→ **Rows**
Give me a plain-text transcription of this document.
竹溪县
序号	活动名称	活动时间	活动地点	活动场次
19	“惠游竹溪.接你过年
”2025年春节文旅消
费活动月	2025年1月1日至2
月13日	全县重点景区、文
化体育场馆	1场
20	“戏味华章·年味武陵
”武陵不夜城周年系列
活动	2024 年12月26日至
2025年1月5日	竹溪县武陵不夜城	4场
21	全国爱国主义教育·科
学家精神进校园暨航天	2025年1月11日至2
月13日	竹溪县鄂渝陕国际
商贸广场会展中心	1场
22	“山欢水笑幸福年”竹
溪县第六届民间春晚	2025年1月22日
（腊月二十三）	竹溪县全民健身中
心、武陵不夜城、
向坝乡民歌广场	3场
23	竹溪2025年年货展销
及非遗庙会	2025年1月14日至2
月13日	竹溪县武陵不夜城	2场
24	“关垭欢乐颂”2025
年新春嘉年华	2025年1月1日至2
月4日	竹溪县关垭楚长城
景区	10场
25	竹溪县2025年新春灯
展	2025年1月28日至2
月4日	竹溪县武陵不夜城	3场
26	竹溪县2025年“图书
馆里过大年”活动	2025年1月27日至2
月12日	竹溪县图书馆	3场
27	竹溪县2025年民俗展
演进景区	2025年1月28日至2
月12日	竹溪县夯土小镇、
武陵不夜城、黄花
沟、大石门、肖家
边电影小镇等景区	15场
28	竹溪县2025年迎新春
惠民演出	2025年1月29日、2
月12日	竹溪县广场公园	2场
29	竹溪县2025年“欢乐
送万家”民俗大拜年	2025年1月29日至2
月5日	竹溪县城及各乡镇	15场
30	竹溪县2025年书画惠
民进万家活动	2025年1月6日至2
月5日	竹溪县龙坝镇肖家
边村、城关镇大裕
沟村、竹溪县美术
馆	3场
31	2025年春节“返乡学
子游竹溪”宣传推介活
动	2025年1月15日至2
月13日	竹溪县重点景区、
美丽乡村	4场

→ **What you will do**
Provide solely the number of lines in the data that include the word "竹溪县武陵不夜城".

→ **Output**
3